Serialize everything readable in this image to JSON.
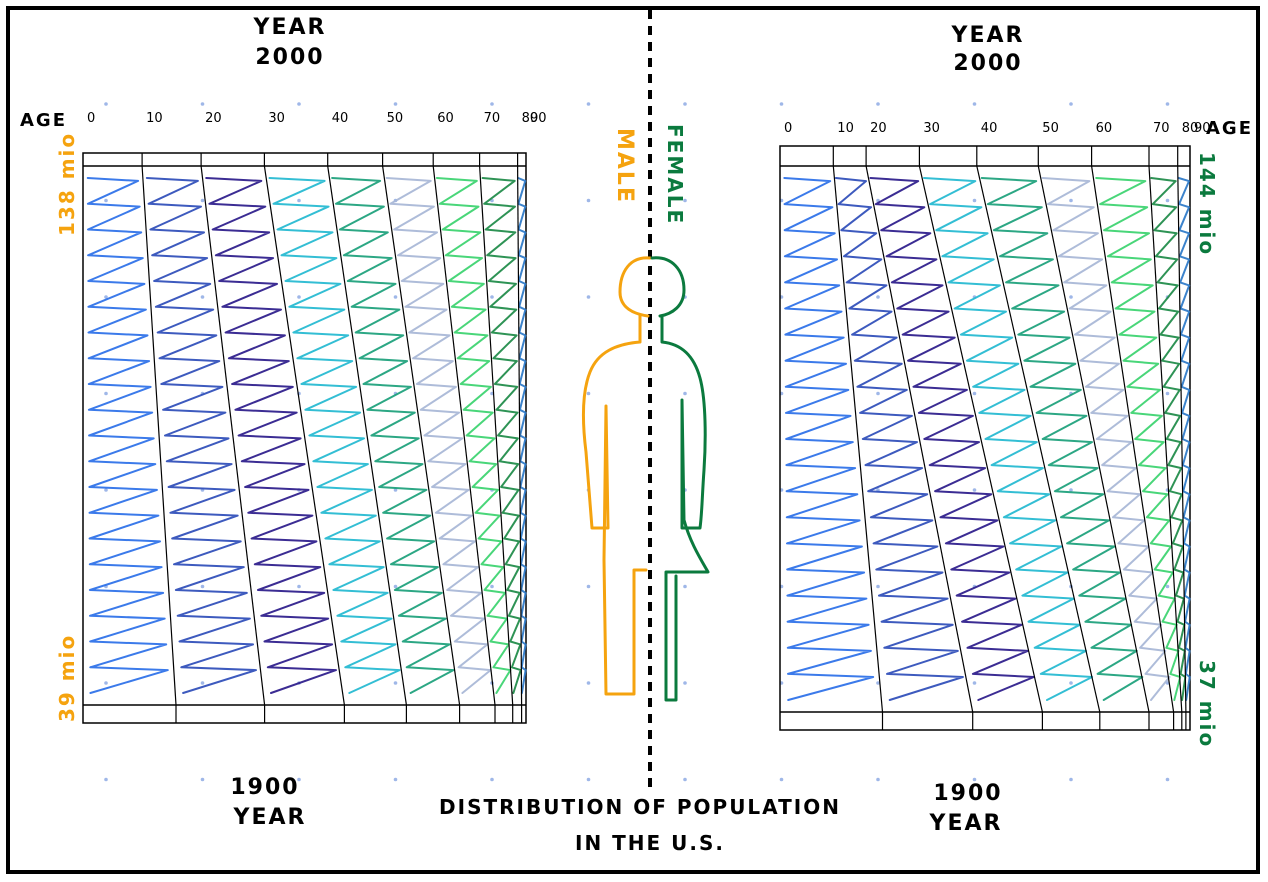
{
  "colors": {
    "ink": "#000000",
    "male": "#f5a30f",
    "female": "#0b7a3e",
    "dots": "#9fb7e8"
  },
  "title": {
    "line1": "DISTRIBUTION OF POPULATION",
    "line2": "IN THE U.S."
  },
  "divider": {
    "male_label": "MALE",
    "female_label": "FEMALE"
  },
  "chart_data": [
    {
      "type": "area",
      "panel": "male",
      "axis_label": "AGE",
      "age_ticks": [
        "0",
        "10",
        "20",
        "30",
        "40",
        "50",
        "60",
        "70",
        "80",
        "90"
      ],
      "age_boundaries_top": [
        0,
        10,
        20,
        30,
        40,
        50,
        60,
        70,
        80,
        90
      ],
      "top_year_label": [
        "YEAR",
        "2000"
      ],
      "bottom_year_label": [
        "1900",
        "YEAR"
      ],
      "top_total_label": "138 mio",
      "bottom_total_label": "39 mio",
      "years": [
        1900,
        2000
      ],
      "totals_mio": [
        39,
        138
      ],
      "series": [
        {
          "color": "#2a6fe8",
          "share_1900": 0.21,
          "share_2000": 0.14
        },
        {
          "color": "#2c4cb8",
          "share_1900": 0.2,
          "share_2000": 0.14
        },
        {
          "color": "#2a1a8a",
          "share_1900": 0.18,
          "share_2000": 0.15
        },
        {
          "color": "#22b8d0",
          "share_1900": 0.14,
          "share_2000": 0.15
        },
        {
          "color": "#1aa07a",
          "share_1900": 0.12,
          "share_2000": 0.13
        },
        {
          "color": "#a7b6d6",
          "share_1900": 0.08,
          "share_2000": 0.12
        },
        {
          "color": "#3ad36e",
          "share_1900": 0.04,
          "share_2000": 0.11
        },
        {
          "color": "#1c8a46",
          "share_1900": 0.02,
          "share_2000": 0.09
        },
        {
          "color": "#2b78c8",
          "share_1900": 0.01,
          "share_2000": 0.02
        }
      ]
    },
    {
      "type": "area",
      "panel": "female",
      "axis_label": "AGE",
      "age_ticks": [
        "0",
        "10",
        "20",
        "30",
        "40",
        "50",
        "60",
        "70",
        "80",
        "90"
      ],
      "age_boundaries_top": [
        0,
        10,
        20,
        30,
        40,
        50,
        60,
        70,
        80,
        90
      ],
      "top_year_label": [
        "YEAR",
        "2000"
      ],
      "bottom_year_label": [
        "1900",
        "YEAR"
      ],
      "top_total_label": "144 mio",
      "bottom_total_label": "37 mio",
      "years": [
        1900,
        2000
      ],
      "totals_mio": [
        37,
        144
      ],
      "series": [
        {
          "color": "#2a6fe8",
          "share_1900": 0.25,
          "share_2000": 0.13
        },
        {
          "color": "#2c4cb8",
          "share_1900": 0.22,
          "share_2000": 0.08
        },
        {
          "color": "#2a1a8a",
          "share_1900": 0.17,
          "share_2000": 0.13
        },
        {
          "color": "#22b8d0",
          "share_1900": 0.14,
          "share_2000": 0.14
        },
        {
          "color": "#1aa07a",
          "share_1900": 0.12,
          "share_2000": 0.15
        },
        {
          "color": "#a7b6d6",
          "share_1900": 0.06,
          "share_2000": 0.13
        },
        {
          "color": "#3ad36e",
          "share_1900": 0.02,
          "share_2000": 0.14
        },
        {
          "color": "#1c8a46",
          "share_1900": 0.01,
          "share_2000": 0.07
        },
        {
          "color": "#2b78c8",
          "share_1900": 0.01,
          "share_2000": 0.03
        }
      ]
    }
  ]
}
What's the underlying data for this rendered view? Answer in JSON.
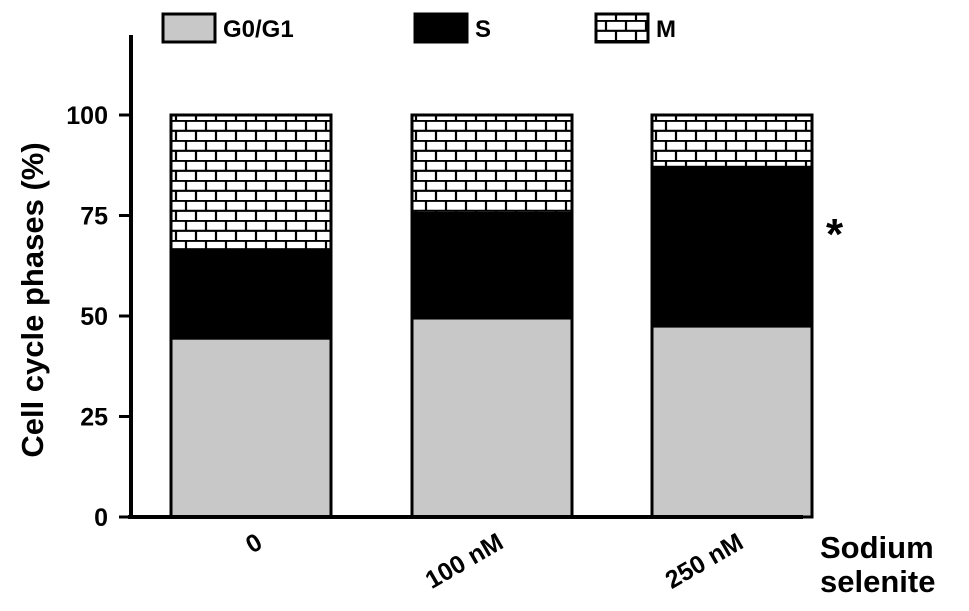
{
  "chart_data": {
    "type": "bar",
    "stacked": true,
    "categories": [
      "0",
      "100 nM",
      "250 nM"
    ],
    "series": [
      {
        "name": "G0/G1",
        "values": [
          44.5,
          49.5,
          47.5
        ],
        "color": "#c8c8c8",
        "pattern": "solid"
      },
      {
        "name": "S",
        "values": [
          22,
          26,
          39.5
        ],
        "color": "#000000",
        "pattern": "solid"
      },
      {
        "name": "M",
        "values": [
          33.5,
          24.5,
          13
        ],
        "color": "#ffffff",
        "pattern": "brick"
      }
    ],
    "ylabel": "Cell cycle phases (%)",
    "xlabel_lines": [
      "Sodium",
      "selenite"
    ],
    "yticks": [
      "0",
      "25",
      "50",
      "75",
      "100"
    ],
    "ylim": [
      0,
      120
    ],
    "legend_position": "top",
    "annotations": [
      {
        "text": "*",
        "category": "250 nM"
      }
    ],
    "grid": false
  }
}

● ● ●

**What to do:**
Repeat the records in full, exactly as they appear, without the pictures.

**Exercise result:**
Serialize everything readable in this image to JSON.
{
  "colors": {
    "ink": "#000000",
    "male": "#f5a30f",
    "female": "#0b7a3e",
    "dots": "#9fb7e8"
  },
  "title": {
    "line1": "DISTRIBUTION OF POPULATION",
    "line2": "IN THE U.S."
  },
  "divider": {
    "male_label": "MALE",
    "female_label": "FEMALE"
  },
  "chart_data": [
    {
      "type": "area",
      "panel": "male",
      "axis_label": "AGE",
      "age_ticks": [
        "0",
        "10",
        "20",
        "30",
        "40",
        "50",
        "60",
        "70",
        "80",
        "90"
      ],
      "age_boundaries_top": [
        0,
        10,
        20,
        30,
        40,
        50,
        60,
        70,
        80,
        90
      ],
      "top_year_label": [
        "YEAR",
        "2000"
      ],
      "bottom_year_label": [
        "1900",
        "YEAR"
      ],
      "top_total_label": "138 mio",
      "bottom_total_label": "39 mio",
      "years": [
        1900,
        2000
      ],
      "totals_mio": [
        39,
        138
      ],
      "series": [
        {
          "color": "#2a6fe8",
          "share_1900": 0.21,
          "share_2000": 0.14
        },
        {
          "color": "#2c4cb8",
          "share_1900": 0.2,
          "share_2000": 0.14
        },
        {
          "color": "#2a1a8a",
          "share_1900": 0.18,
          "share_2000": 0.15
        },
        {
          "color": "#22b8d0",
          "share_1900": 0.14,
          "share_2000": 0.15
        },
        {
          "color": "#1aa07a",
          "share_1900": 0.12,
          "share_2000": 0.13
        },
        {
          "color": "#a7b6d6",
          "share_1900": 0.08,
          "share_2000": 0.12
        },
        {
          "color": "#3ad36e",
          "share_1900": 0.04,
          "share_2000": 0.11
        },
        {
          "color": "#1c8a46",
          "share_1900": 0.02,
          "share_2000": 0.09
        },
        {
          "color": "#2b78c8",
          "share_1900": 0.01,
          "share_2000": 0.02
        }
      ]
    },
    {
      "type": "area",
      "panel": "female",
      "axis_label": "AGE",
      "age_ticks": [
        "0",
        "10",
        "20",
        "30",
        "40",
        "50",
        "60",
        "70",
        "80",
        "90"
      ],
      "age_boundaries_top": [
        0,
        10,
        20,
        30,
        40,
        50,
        60,
        70,
        80,
        90
      ],
      "top_year_label": [
        "YEAR",
        "2000"
      ],
      "bottom_year_label": [
        "1900",
        "YEAR"
      ],
      "top_total_label": "144 mio",
      "bottom_total_label": "37 mio",
      "years": [
        1900,
        2000
      ],
      "totals_mio": [
        37,
        144
      ],
      "series": [
        {
          "color": "#2a6fe8",
          "share_1900": 0.25,
          "share_2000": 0.13
        },
        {
          "color": "#2c4cb8",
          "share_1900": 0.22,
          "share_2000": 0.08
        },
        {
          "color": "#2a1a8a",
          "share_1900": 0.17,
          "share_2000": 0.13
        },
        {
          "color": "#22b8d0",
          "share_1900": 0.14,
          "share_2000": 0.14
        },
        {
          "color": "#1aa07a",
          "share_1900": 0.12,
          "share_2000": 0.15
        },
        {
          "color": "#a7b6d6",
          "share_1900": 0.06,
          "share_2000": 0.13
        },
        {
          "color": "#3ad36e",
          "share_1900": 0.02,
          "share_2000": 0.14
        },
        {
          "color": "#1c8a46",
          "share_1900": 0.01,
          "share_2000": 0.07
        },
        {
          "color": "#2b78c8",
          "share_1900": 0.01,
          "share_2000": 0.03
        }
      ]
    }
  ]
}
What's the underlying data for this rendered view? Answer in JSON.
{
  "chart_data": {
    "type": "bar",
    "stacked": true,
    "categories": [
      "0",
      "100 nM",
      "250 nM"
    ],
    "series": [
      {
        "name": "G0/G1",
        "values": [
          44.5,
          49.5,
          47.5
        ],
        "color": "#c8c8c8",
        "pattern": "solid"
      },
      {
        "name": "S",
        "values": [
          22,
          26,
          39.5
        ],
        "color": "#000000",
        "pattern": "solid"
      },
      {
        "name": "M",
        "values": [
          33.5,
          24.5,
          13
        ],
        "color": "#ffffff",
        "pattern": "brick"
      }
    ],
    "ylabel": "Cell cycle phases (%)",
    "xlabel_lines": [
      "Sodium",
      "selenite"
    ],
    "yticks": [
      "0",
      "25",
      "50",
      "75",
      "100"
    ],
    "ylim": [
      0,
      120
    ],
    "legend_position": "top",
    "annotations": [
      {
        "text": "*",
        "category": "250 nM"
      }
    ],
    "grid": false
  }
}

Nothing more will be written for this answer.